------ SUPPLIED MATERIAL

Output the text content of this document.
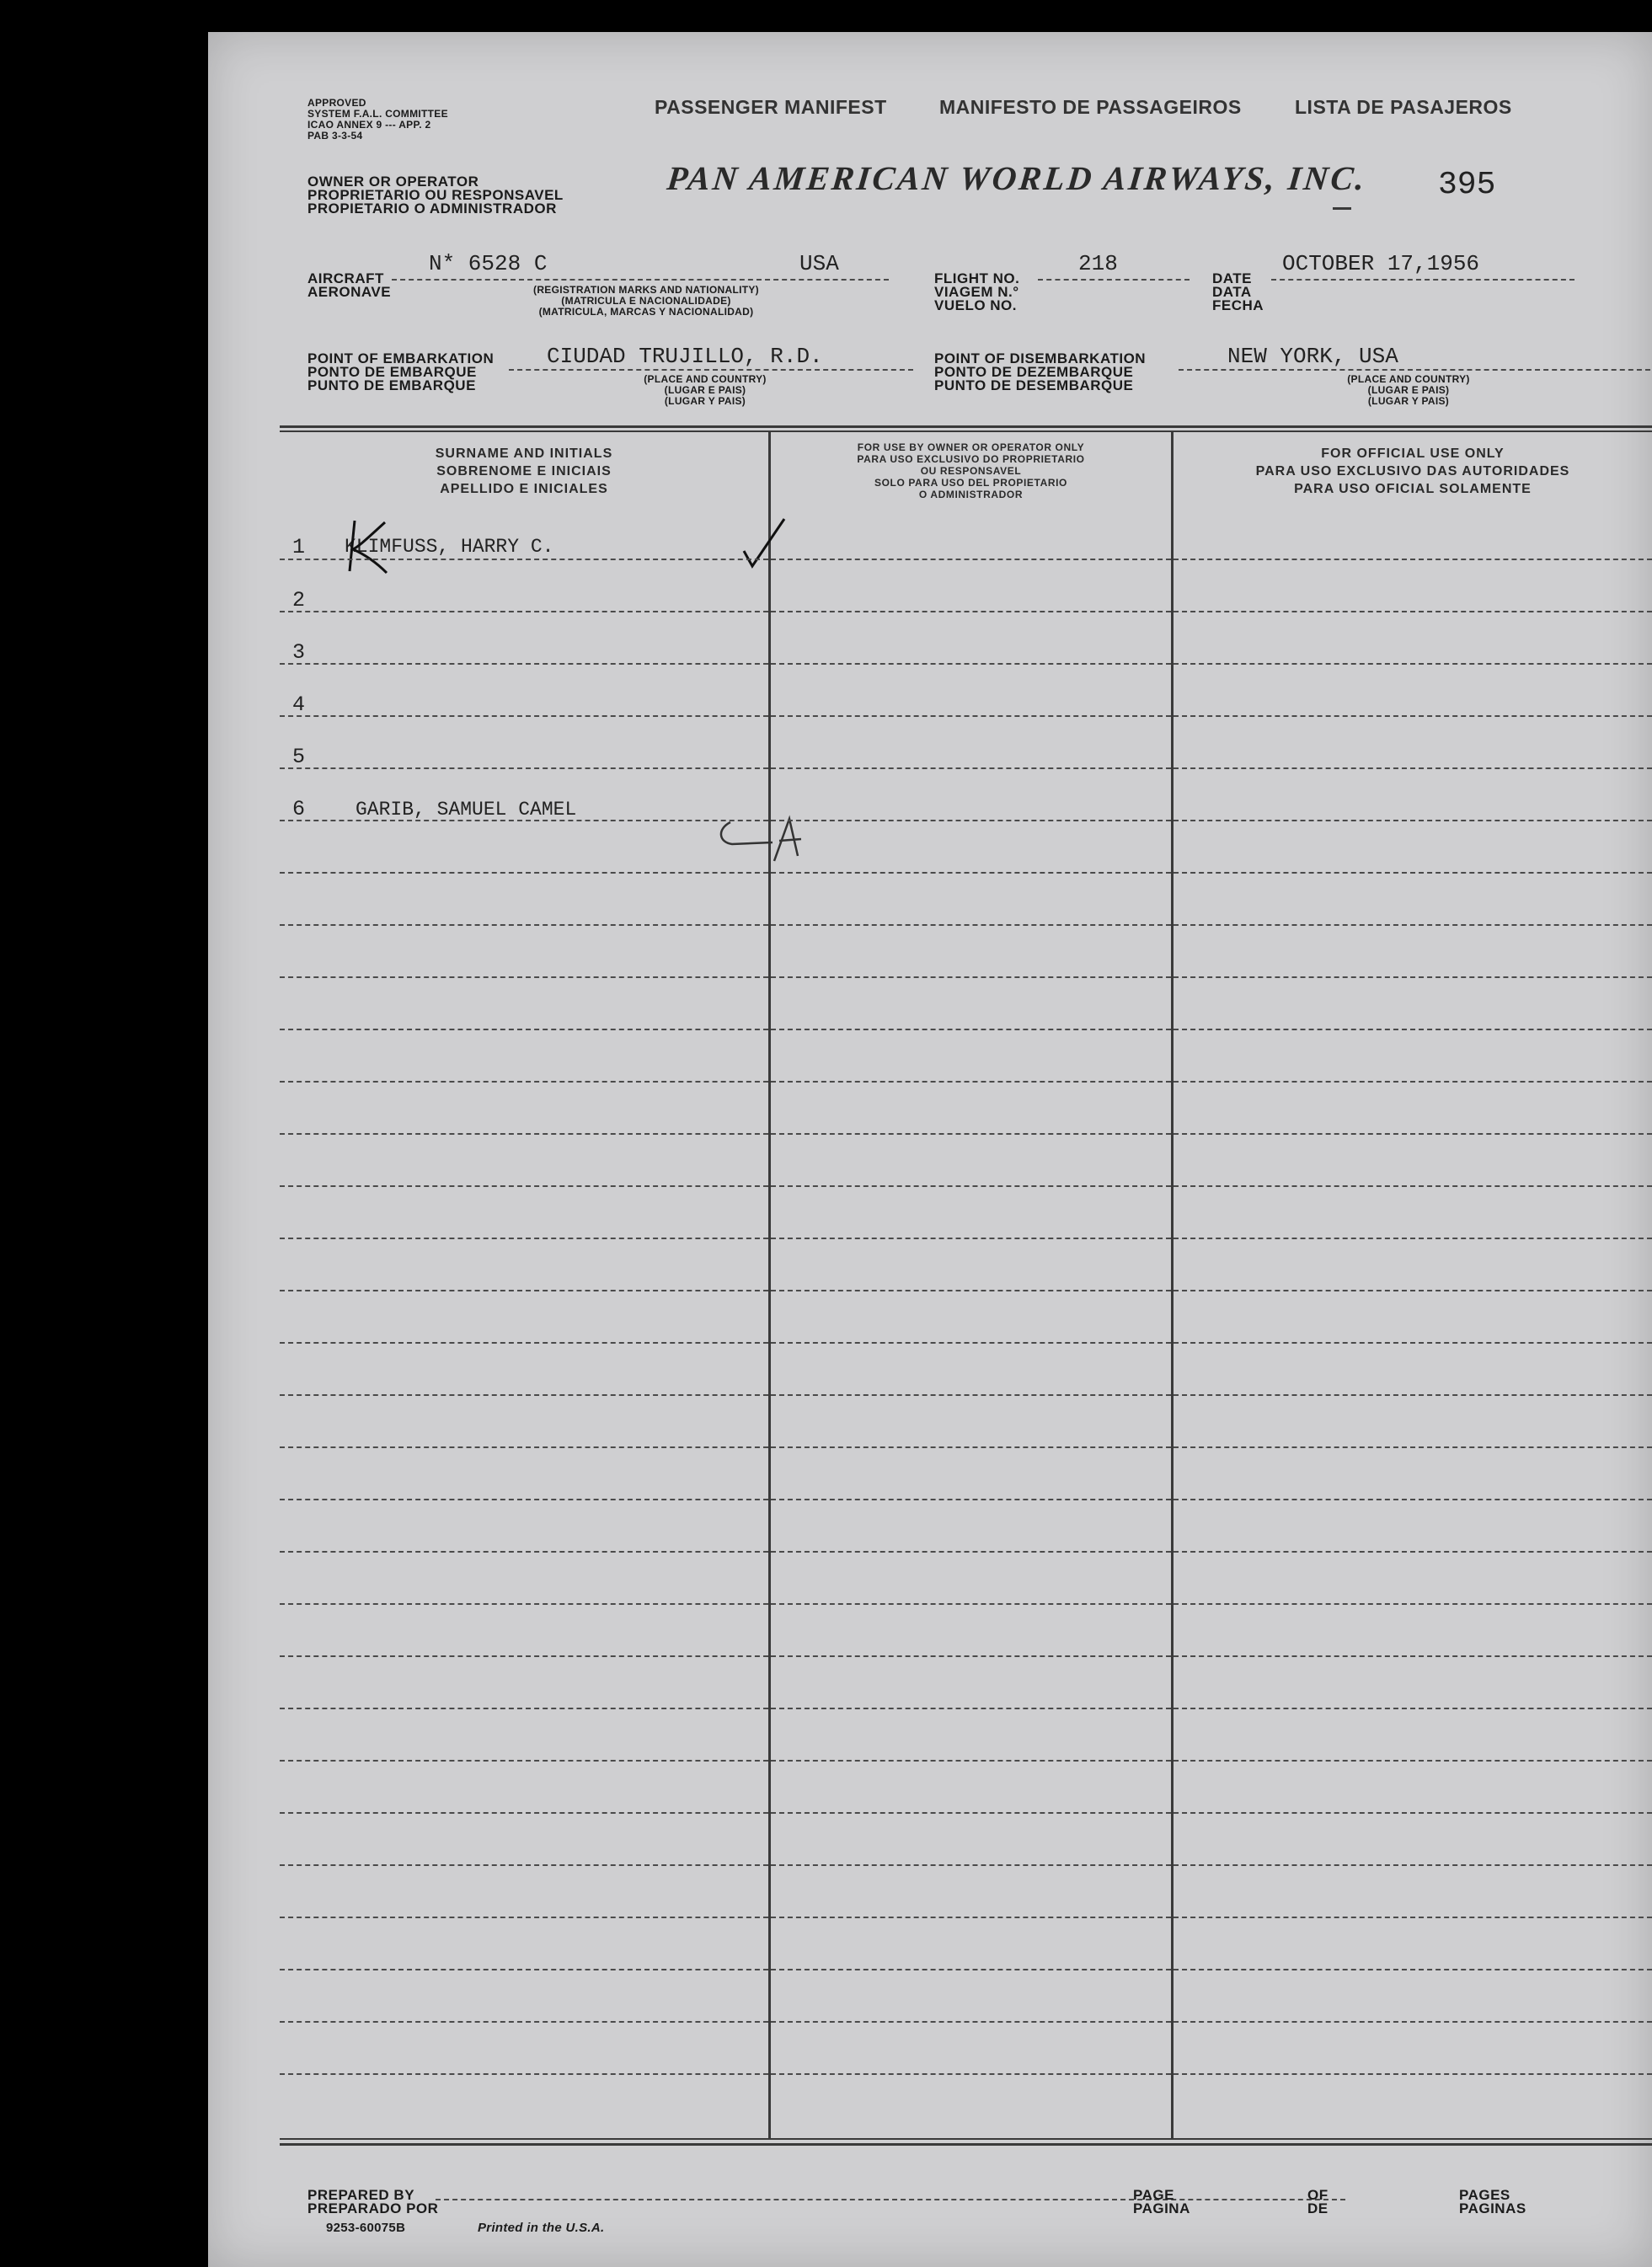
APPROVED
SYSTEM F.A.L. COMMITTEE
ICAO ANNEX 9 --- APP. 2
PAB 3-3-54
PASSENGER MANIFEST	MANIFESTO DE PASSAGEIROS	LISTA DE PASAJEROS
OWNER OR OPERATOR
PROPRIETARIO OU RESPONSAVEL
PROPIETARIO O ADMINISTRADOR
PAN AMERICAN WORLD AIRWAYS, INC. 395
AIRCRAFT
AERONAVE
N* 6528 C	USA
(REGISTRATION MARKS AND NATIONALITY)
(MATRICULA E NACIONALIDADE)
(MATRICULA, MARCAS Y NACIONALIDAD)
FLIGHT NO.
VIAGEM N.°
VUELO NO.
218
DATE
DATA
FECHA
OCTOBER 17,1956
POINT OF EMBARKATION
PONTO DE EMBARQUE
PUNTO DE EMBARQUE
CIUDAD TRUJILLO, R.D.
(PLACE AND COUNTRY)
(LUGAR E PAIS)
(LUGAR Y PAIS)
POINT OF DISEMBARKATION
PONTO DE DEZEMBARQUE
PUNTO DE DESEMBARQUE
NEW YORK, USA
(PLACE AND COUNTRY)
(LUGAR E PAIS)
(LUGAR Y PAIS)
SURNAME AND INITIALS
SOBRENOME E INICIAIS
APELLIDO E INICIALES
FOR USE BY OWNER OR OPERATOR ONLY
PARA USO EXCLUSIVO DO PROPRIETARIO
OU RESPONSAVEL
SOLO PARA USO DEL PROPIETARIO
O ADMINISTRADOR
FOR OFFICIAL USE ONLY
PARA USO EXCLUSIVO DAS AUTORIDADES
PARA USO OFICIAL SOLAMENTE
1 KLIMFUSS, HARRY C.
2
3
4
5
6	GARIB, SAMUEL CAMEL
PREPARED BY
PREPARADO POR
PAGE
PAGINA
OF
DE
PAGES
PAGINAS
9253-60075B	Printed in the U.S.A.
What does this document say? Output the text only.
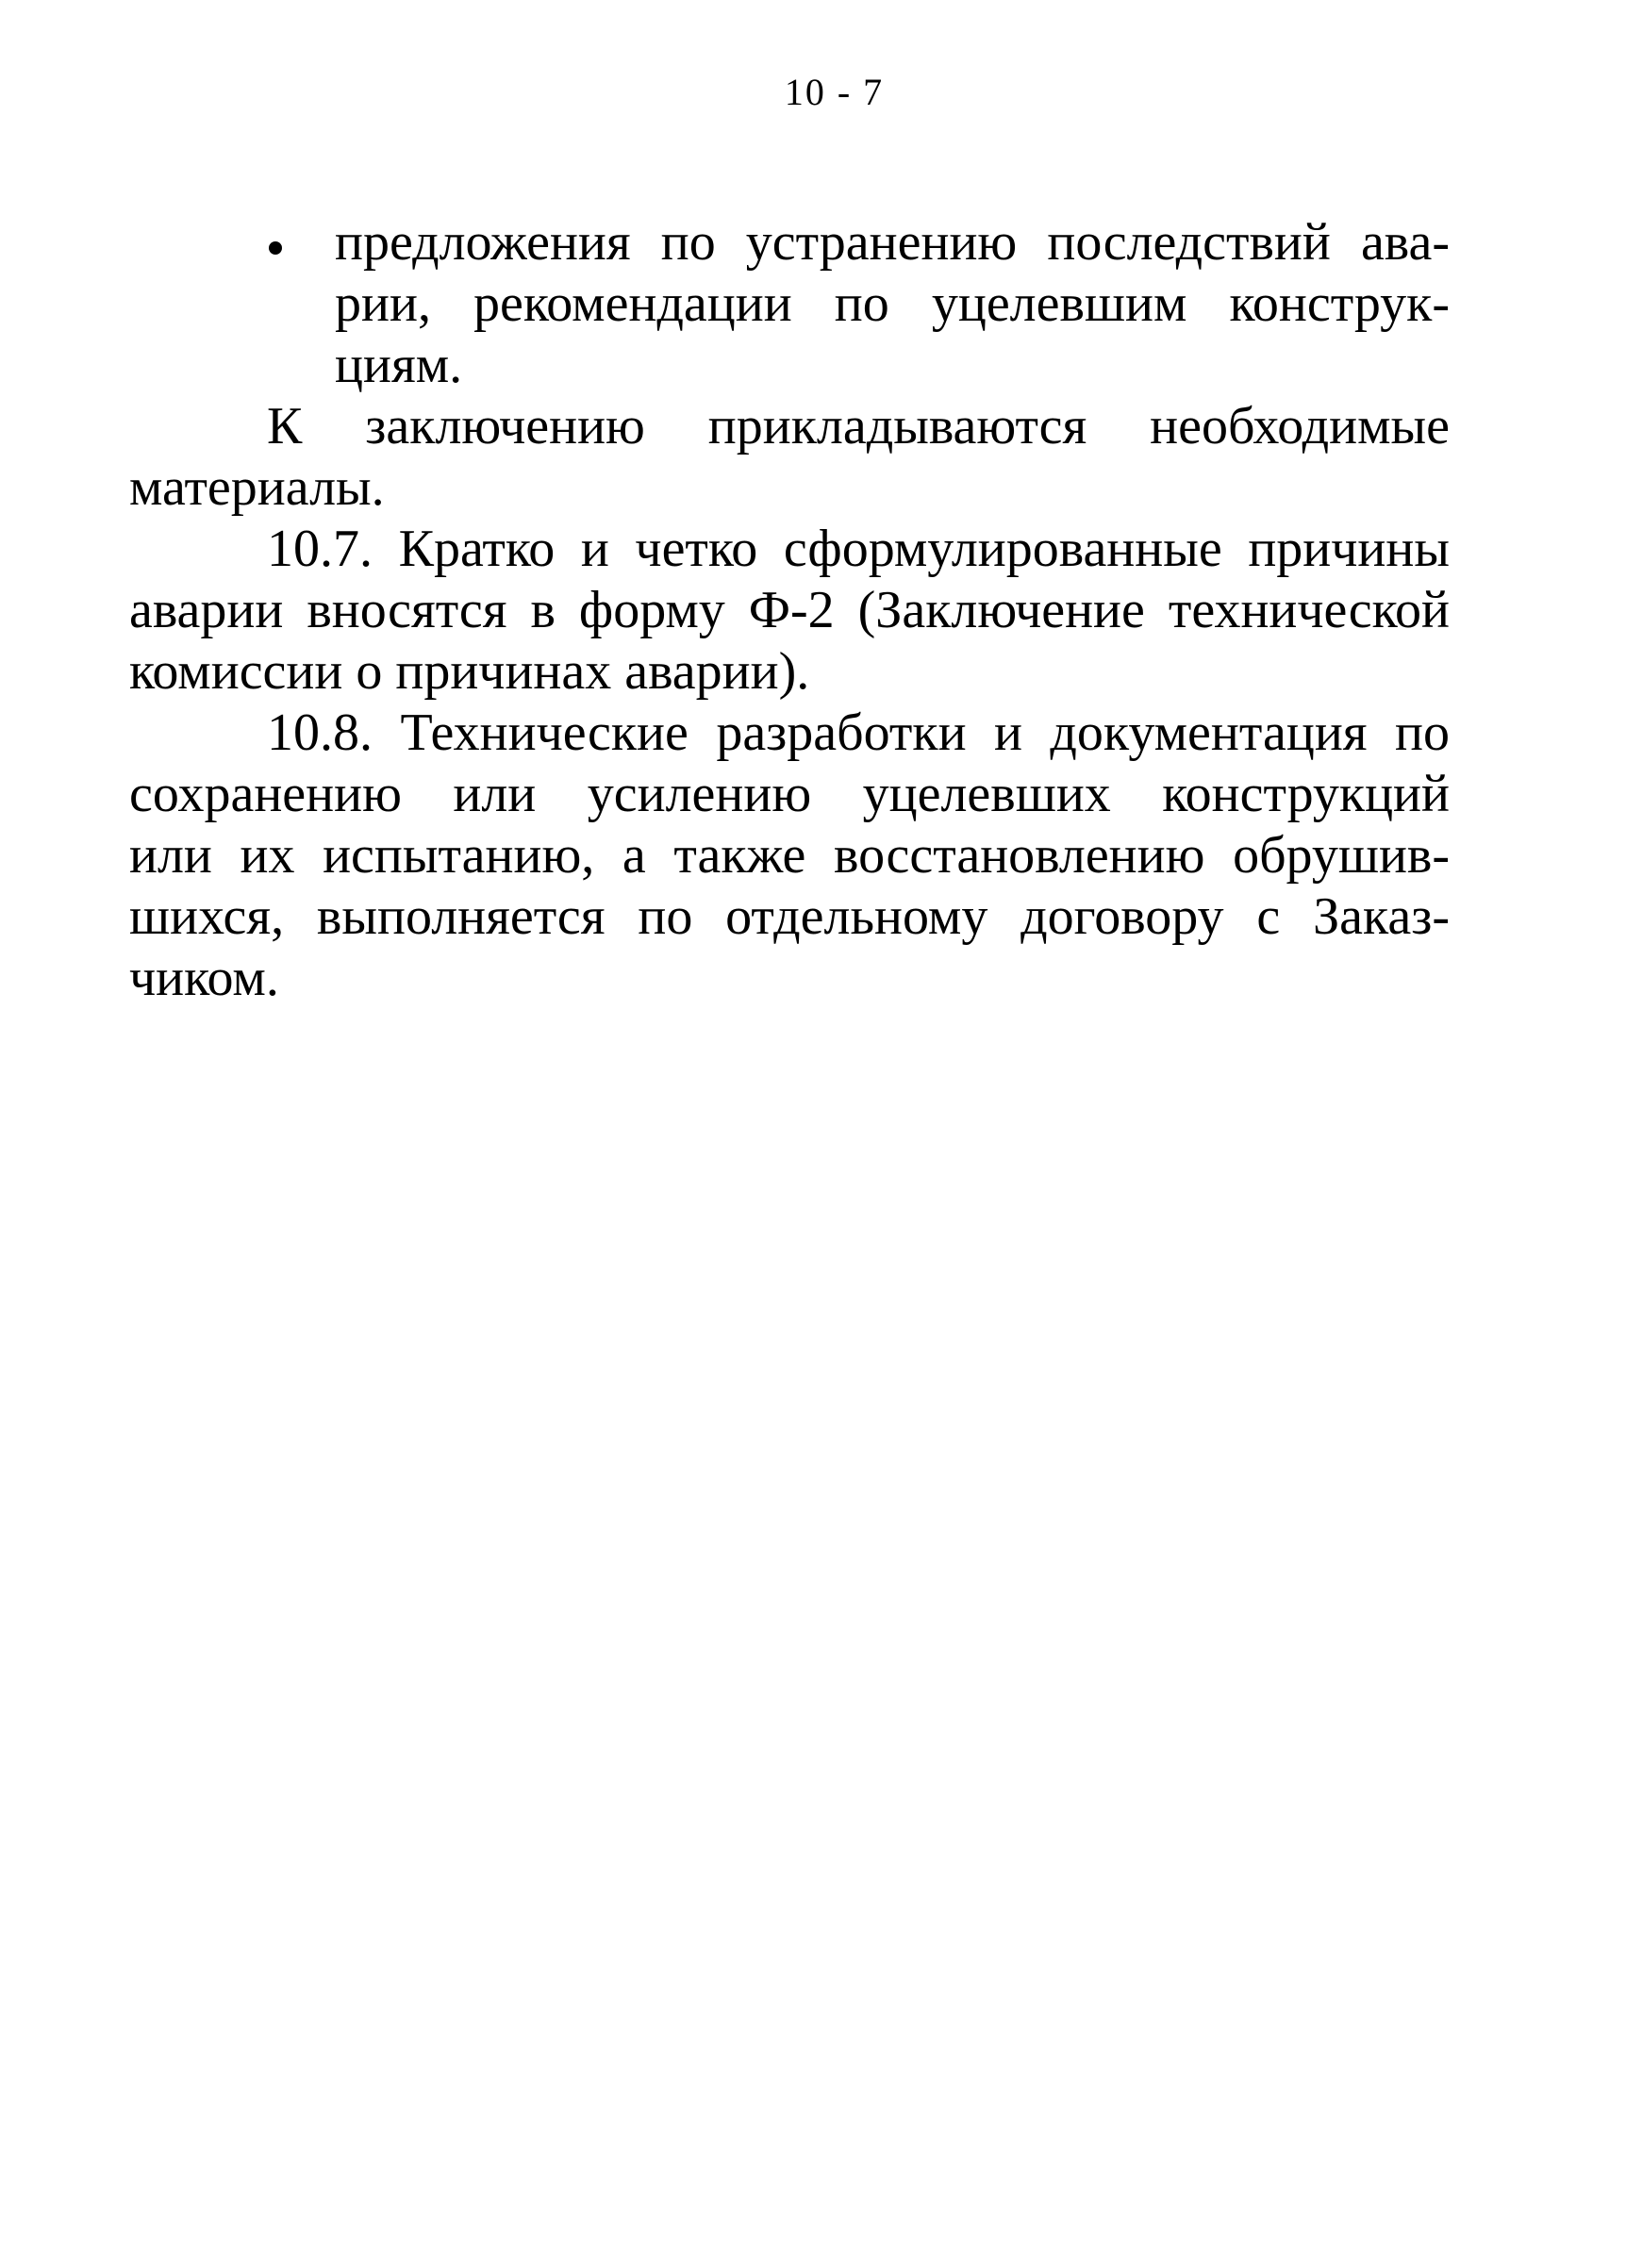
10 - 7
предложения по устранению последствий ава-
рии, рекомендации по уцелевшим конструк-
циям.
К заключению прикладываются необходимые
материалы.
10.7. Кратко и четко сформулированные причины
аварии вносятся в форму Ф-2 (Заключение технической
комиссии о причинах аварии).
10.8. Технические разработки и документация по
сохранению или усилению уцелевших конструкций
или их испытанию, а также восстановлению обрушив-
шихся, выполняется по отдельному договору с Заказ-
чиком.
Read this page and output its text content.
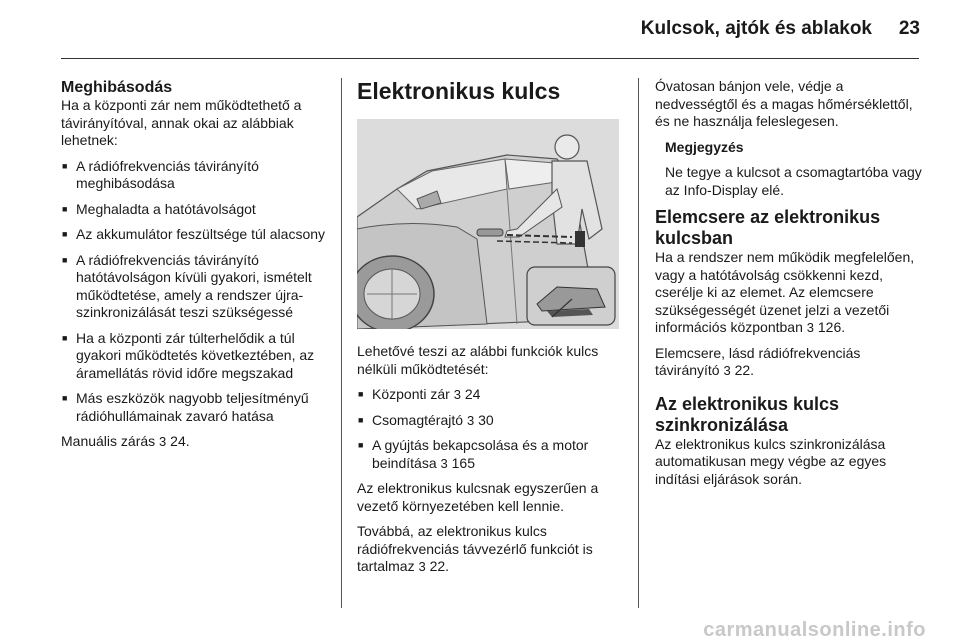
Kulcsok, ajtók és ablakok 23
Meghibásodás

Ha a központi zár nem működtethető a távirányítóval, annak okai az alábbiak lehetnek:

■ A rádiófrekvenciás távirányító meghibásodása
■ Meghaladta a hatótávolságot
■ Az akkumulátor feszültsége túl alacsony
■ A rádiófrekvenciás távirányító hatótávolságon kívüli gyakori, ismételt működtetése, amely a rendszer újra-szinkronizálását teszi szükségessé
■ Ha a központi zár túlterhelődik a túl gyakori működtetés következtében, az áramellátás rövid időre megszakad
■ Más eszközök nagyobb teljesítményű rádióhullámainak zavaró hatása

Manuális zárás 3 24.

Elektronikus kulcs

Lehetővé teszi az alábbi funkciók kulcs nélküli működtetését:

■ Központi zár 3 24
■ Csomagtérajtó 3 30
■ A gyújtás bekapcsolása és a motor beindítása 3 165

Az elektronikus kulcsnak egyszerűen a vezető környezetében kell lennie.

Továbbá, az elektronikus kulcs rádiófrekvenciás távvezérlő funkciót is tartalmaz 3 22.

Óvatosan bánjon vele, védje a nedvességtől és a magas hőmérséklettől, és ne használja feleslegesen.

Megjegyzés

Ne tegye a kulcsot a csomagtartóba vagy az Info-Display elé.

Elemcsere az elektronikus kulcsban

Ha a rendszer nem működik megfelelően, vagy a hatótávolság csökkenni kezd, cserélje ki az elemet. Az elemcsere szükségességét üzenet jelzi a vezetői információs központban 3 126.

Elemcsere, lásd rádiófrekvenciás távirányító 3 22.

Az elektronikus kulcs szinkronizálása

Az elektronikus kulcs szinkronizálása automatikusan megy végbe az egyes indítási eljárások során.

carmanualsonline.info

------------

INSTRUCTIONS FOR THE TASK =>
Determine how many lines in the data above contain the string "POINT". Give nothing except the number.

TASK RESPONSE =>
2